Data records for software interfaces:
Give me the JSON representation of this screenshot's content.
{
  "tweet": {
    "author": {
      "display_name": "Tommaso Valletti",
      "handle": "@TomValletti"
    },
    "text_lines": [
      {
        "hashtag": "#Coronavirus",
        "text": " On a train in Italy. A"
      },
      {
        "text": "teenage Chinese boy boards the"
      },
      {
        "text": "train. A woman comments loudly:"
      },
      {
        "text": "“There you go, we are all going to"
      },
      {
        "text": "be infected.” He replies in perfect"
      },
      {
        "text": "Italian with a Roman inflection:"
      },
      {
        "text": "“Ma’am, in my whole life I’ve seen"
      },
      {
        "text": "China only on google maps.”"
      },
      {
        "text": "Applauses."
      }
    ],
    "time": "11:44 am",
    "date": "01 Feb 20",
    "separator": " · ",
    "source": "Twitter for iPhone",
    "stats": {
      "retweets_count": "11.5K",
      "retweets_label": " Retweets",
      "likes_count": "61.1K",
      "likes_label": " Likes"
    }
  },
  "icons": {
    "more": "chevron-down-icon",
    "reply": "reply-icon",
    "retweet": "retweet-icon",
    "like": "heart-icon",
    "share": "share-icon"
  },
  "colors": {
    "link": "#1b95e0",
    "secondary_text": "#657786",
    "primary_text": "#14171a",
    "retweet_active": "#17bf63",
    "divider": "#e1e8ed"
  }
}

## Try it:
The entries above, copied exactly, form the whole answer.

## Finished exercise:
Give me the JSON representation of this screenshot's content.
{
  "tweet": {
    "author": {
      "display_name": "Tommaso Valletti",
      "handle": "@TomValletti"
    },
    "text_lines": [
      {
        "hashtag": "#Coronavirus",
        "text": " On a train in Italy. A"
      },
      {
        "text": "teenage Chinese boy boards the"
      },
      {
        "text": "train. A woman comments loudly:"
      },
      {
        "text": "“There you go, we are all going to"
      },
      {
        "text": "be infected.” He replies in perfect"
      },
      {
        "text": "Italian with a Roman inflection:"
      },
      {
        "text": "“Ma’am, in my whole life I’ve seen"
      },
      {
        "text": "China only on google maps.”"
      },
      {
        "text": "Applauses."
      }
    ],
    "time": "11:44 am",
    "date": "01 Feb 20",
    "separator": " · ",
    "source": "Twitter for iPhone",
    "stats": {
      "retweets_count": "11.5K",
      "retweets_label": " Retweets",
      "likes_count": "61.1K",
      "likes_label": " Likes"
    }
  },
  "icons": {
    "more": "chevron-down-icon",
    "reply": "reply-icon",
    "retweet": "retweet-icon",
    "like": "heart-icon",
    "share": "share-icon"
  },
  "colors": {
    "link": "#1b95e0",
    "secondary_text": "#657786",
    "primary_text": "#14171a",
    "retweet_active": "#17bf63",
    "divider": "#e1e8ed"
  }
}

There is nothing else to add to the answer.